# To be done:
Check each line of the records below for the string "ùlkesindegi", then state how many lines contain it, with no other output.

__________________________________________________

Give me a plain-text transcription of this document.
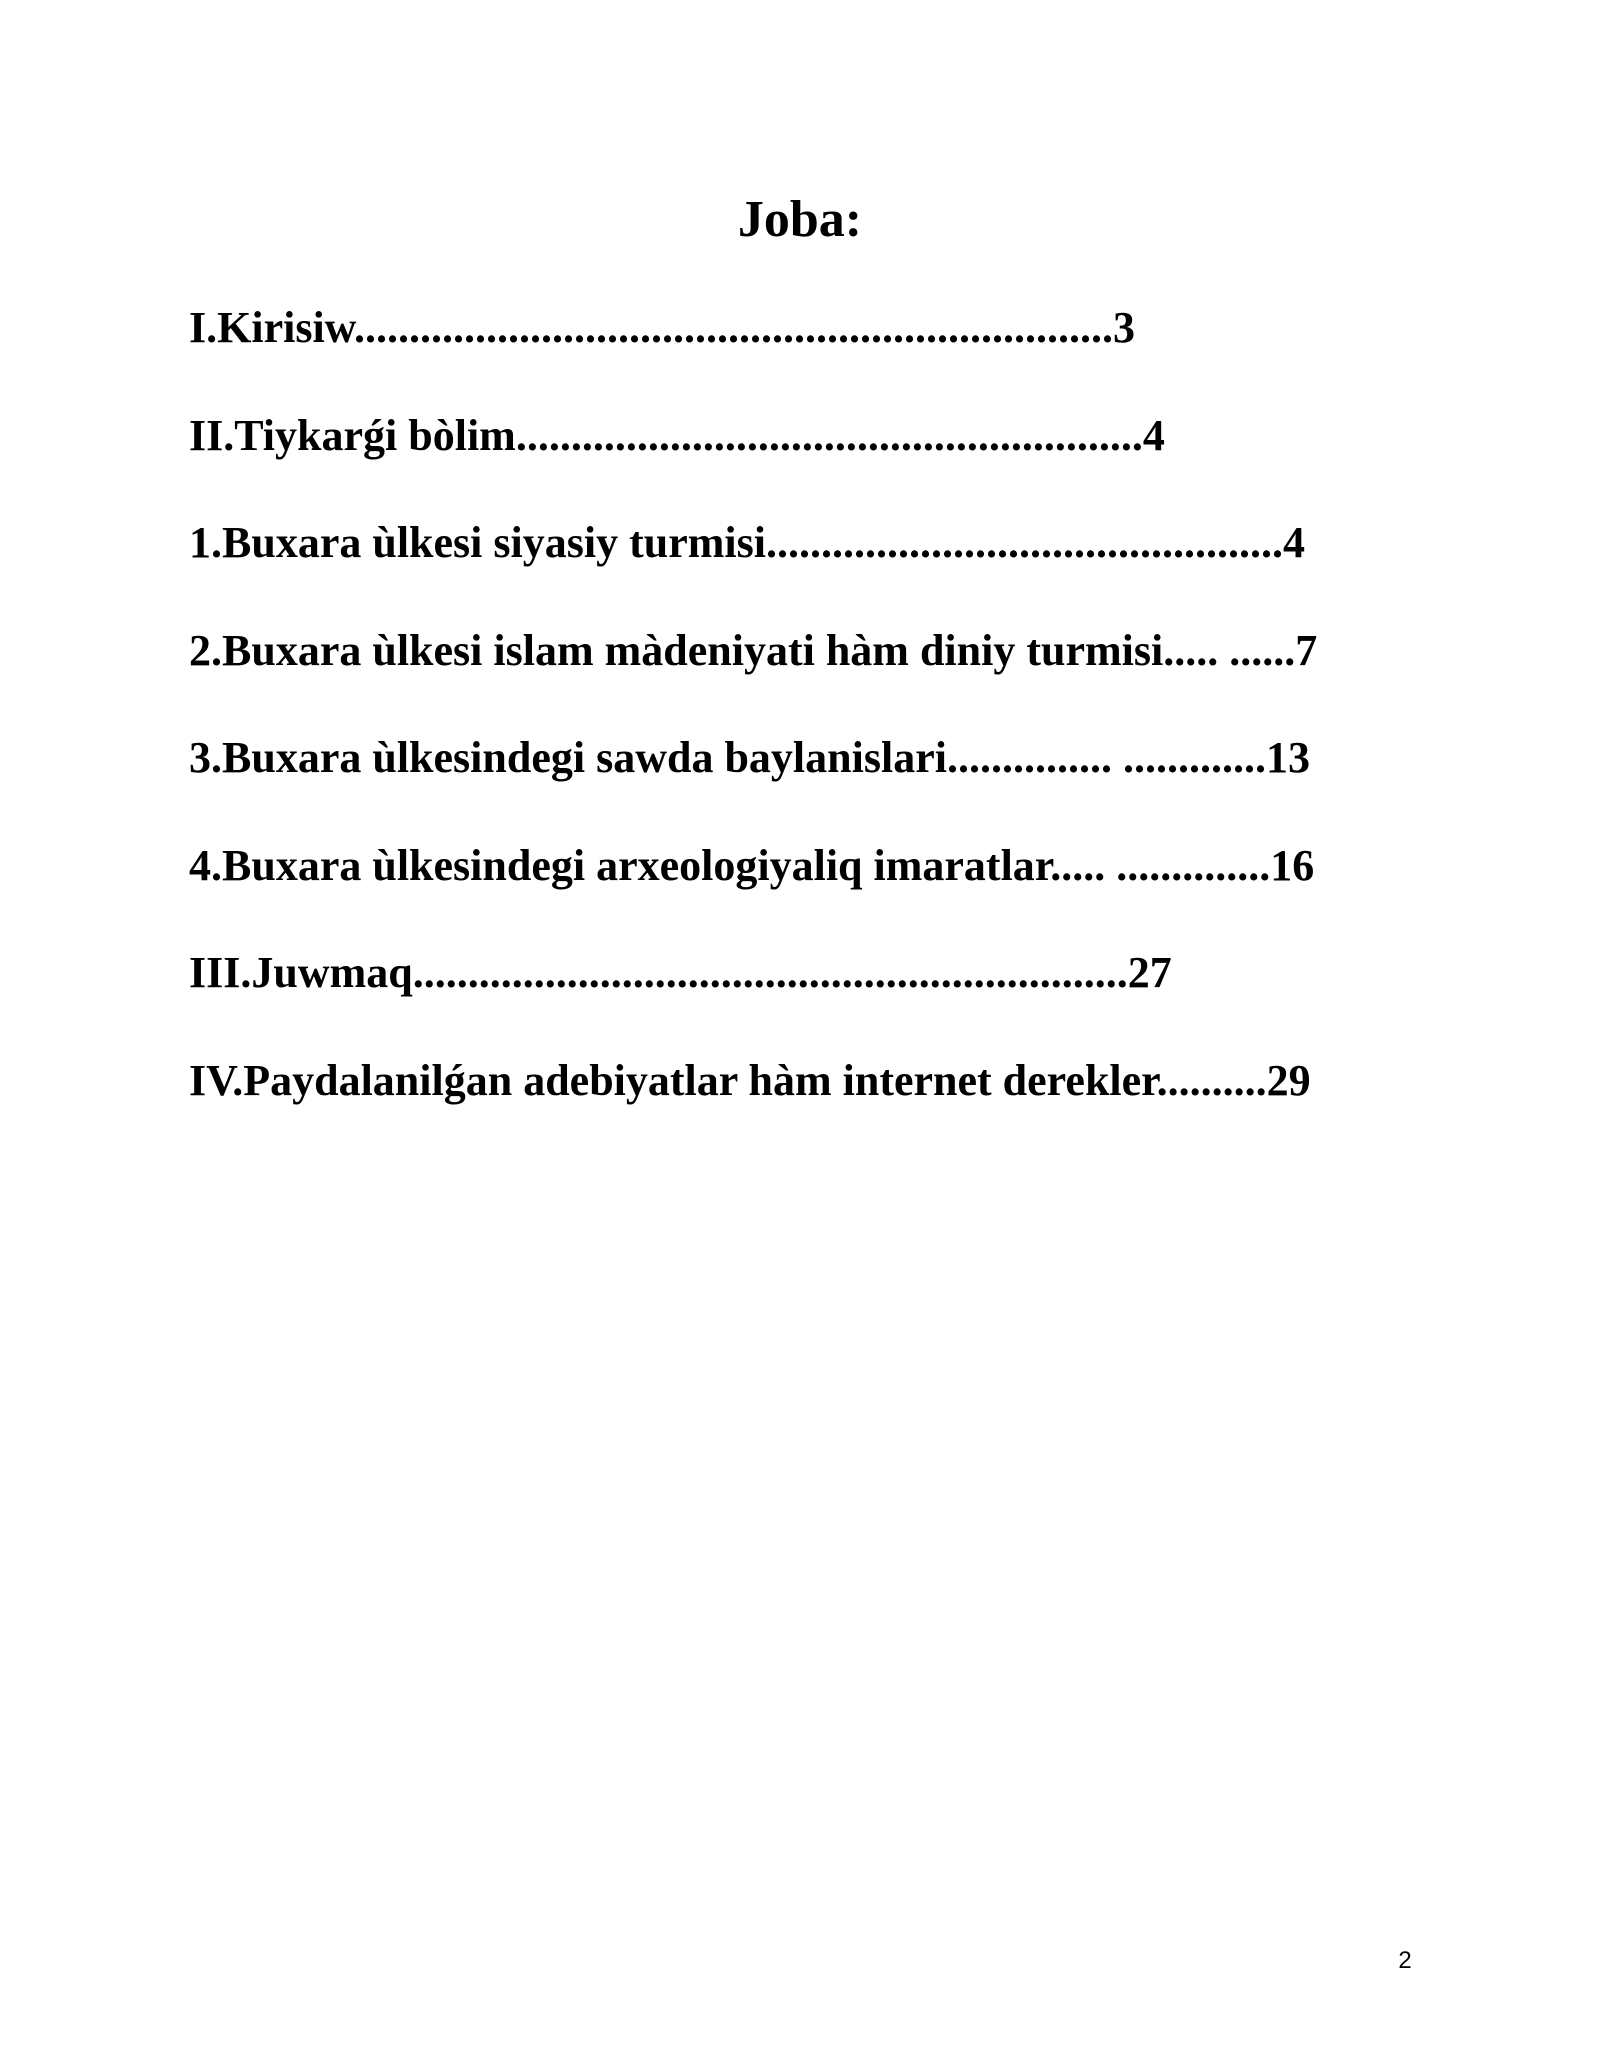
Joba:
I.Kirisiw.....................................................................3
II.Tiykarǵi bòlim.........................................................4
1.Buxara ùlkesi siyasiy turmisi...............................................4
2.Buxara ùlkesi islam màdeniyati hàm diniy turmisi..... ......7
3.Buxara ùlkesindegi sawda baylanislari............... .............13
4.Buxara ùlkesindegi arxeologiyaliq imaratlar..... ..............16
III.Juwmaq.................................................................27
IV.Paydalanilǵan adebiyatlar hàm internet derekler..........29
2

__________________________________________________

# Answer to the task:
2